→ **STATED EXERCISE**: Search the data for the string "đồng" and gather each line it is in.

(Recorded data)
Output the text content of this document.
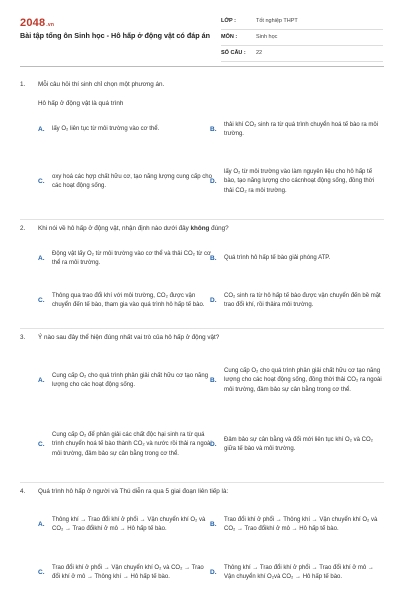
2048.vn
Bài tập tổng ôn Sinh học - Hô hấp ở động vật có đáp án
LỚP :	Tốt nghiệp THPT
MÔN :	Sinh học
SỐ CÂU :	22
1. Mỗi câu hỏi thí sinh chỉ chọn một phương án.
Hô hấp ở động vật là quá trình
A.	lấy O₂ liên tục từ môi trường vào cơ thể.	B.
thải khí CO₂ sinh ra từ quá trình chuyển hoá tế bào ra môi trường.
C.
oxy hoá các hợp chất hữu cơ, tạo năng lượng cung cấp cho các hoạt động sống.
D.
lấy O₂ từ môi trường vào làm nguyên liệu cho hô hấp tế bào, tạo năng lượng cho cácnhoạt động sống, đồng thời thải CO₂ ra môi trường.
2. Khi nói về hô hấp ở động vật, nhận định nào dưới đây không đúng?
A.
Động vật lấy O₂ từ môi trường vào cơ thể và thải CO₂ từ cơ thể ra môi trường.
B.	Quá trình hô hấp tế bào giải phóng ATP.
C.
Thông qua trao đổi khí với môi trường, CO₂ được vận chuyển đến tế bào, tham gia vào quá trình hô hấp tế bào.
D.
CO₂ sinh ra từ hô hấp tế bào được vận chuyển đến bề mặt trao đổi khí, rồi thảira môi trường.
3. Ý nào sau đây thể hiện đúng nhất vai trò của hô hấp ở động vật?
A.
Cung cấp O₂ cho quá trình phân giải chất hữu cơ tạo năng lượng cho các hoạt động sống.
B.
Cung cấp O₂ cho quá trình phân giải chất hữu cơ tạo năng lượng cho các hoạt động sống, đồng thời thải CO₂ ra ngoài môi trường, đảm bảo sự cân bằng trong cơ thể.
C.
Cung cấp O₂ để phân giải các chất độc hại sinh ra từ quá trình chuyển hoá tế bào thành CO₂ và nước rồi thải ra ngoài môi trường, đảm bảo sự cân bằng trong cơ thể.
D.
Đảm bảo sự cân bằng và đổi mới liên tục khí O₂ và CO₂ giữa tế bào và môi trường.
4. Quá trình hô hấp ở người và Thú diễn ra qua 5 giai đoạn liên tiếp là:
A.
Thông khí → Trao đổi khí ở phổi → Vận chuyển khí O₂ và CO₂ → Trao đổikhí ở mô → Hô hấp tế bào.
B.
Trao đổi khí ở phổi → Thông khí → Vận chuyển khí O₂ và CO₂ → Trao đổikhí ở mô → Hô hấp tế bào.
C.
Trao đổi khí ở phổi → Vận chuyển khí O₂ và CO₂ → Trao đổi khí ở mô → Thông khí → Hô hấp tế bào.
D.
Thông khí → Trao đổi khí ở phổi → Trao đổi khí ở mô → Vận chuyển khí O₂và CO₂ → Hô hấp tế bào.
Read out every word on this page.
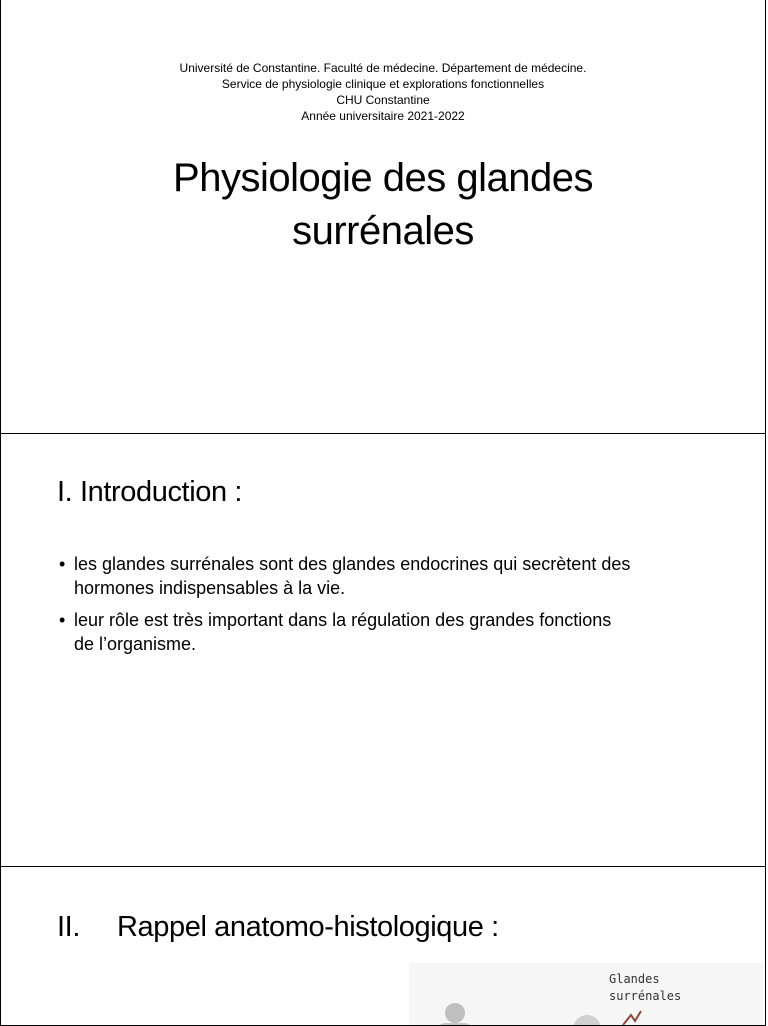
Université de Constantine. Faculté de médecine. Département de médecine.
Service de physiologie clinique et explorations fonctionnelles
CHU Constantine
Année universitaire 2021-2022
Physiologie des glandes
surrénales
I. Introduction :
• les glandes surrénales sont des glandes endocrines qui secrètent des
hormones indispensables à la vie.
• leur rôle est très important dans la régulation des grandes fonctions
de l’organisme.
II. Rappel anatomo-histologique :
Glandes
surrénales
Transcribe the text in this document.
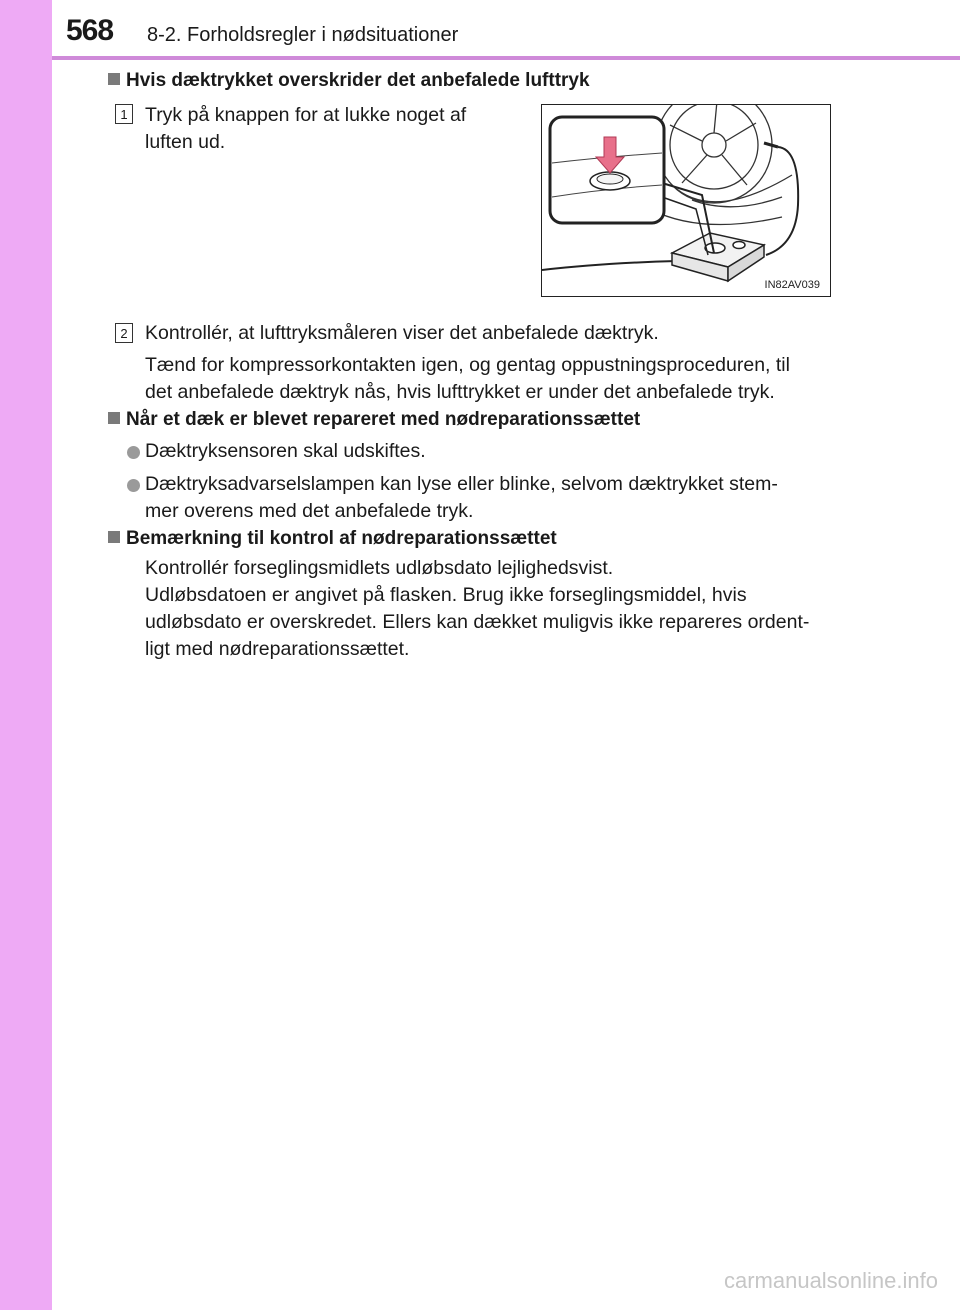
568 8-2. Forholdsregler i nødsituationer
Hvis dæktrykket overskrider det anbefalede lufttryk
1 Tryk på knappen for at lukke noget af
luften ud.
IN82AV039
2 Kontrollér, at lufttryksmåleren viser det anbefalede dæktryk.
Tænd for kompressorkontakten igen, og gentag oppustningsproceduren, til
det anbefalede dæktryk nås, hvis lufttrykket er under det anbefalede tryk.
Når et dæk er blevet repareret med nødreparationssættet
Dæktryksensoren skal udskiftes.
Dæktryksadvarselslampen kan lyse eller blinke, selvom dæktrykket stem-
mer overens med det anbefalede tryk.
Bemærkning til kontrol af nødreparationssættet
Kontrollér forseglingsmidlets udløbsdato lejlighedsvist.
Udløbsdatoen er angivet på flasken. Brug ikke forseglingsmiddel, hvis
udløbsdato er overskredet. Ellers kan dækket muligvis ikke repareres ordent-
ligt med nødreparationssættet.
carmanualsonline.info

→ **THE ANSWER**:
lấy O₂ từ môi trường vào làm nguyên liệu cho hô hấp tế bào, tạo năng lượng cho cácnhoạt động sống, đồng thời thải CO₂ ra môi trường.
Cung cấp O₂ cho quá trình phân giải chất hữu cơ tạo năng lượng cho các hoạt động sống, đồng thời thải CO₂ ra ngoài môi trường, đảm bảo sự cân bằng trong cơ thể.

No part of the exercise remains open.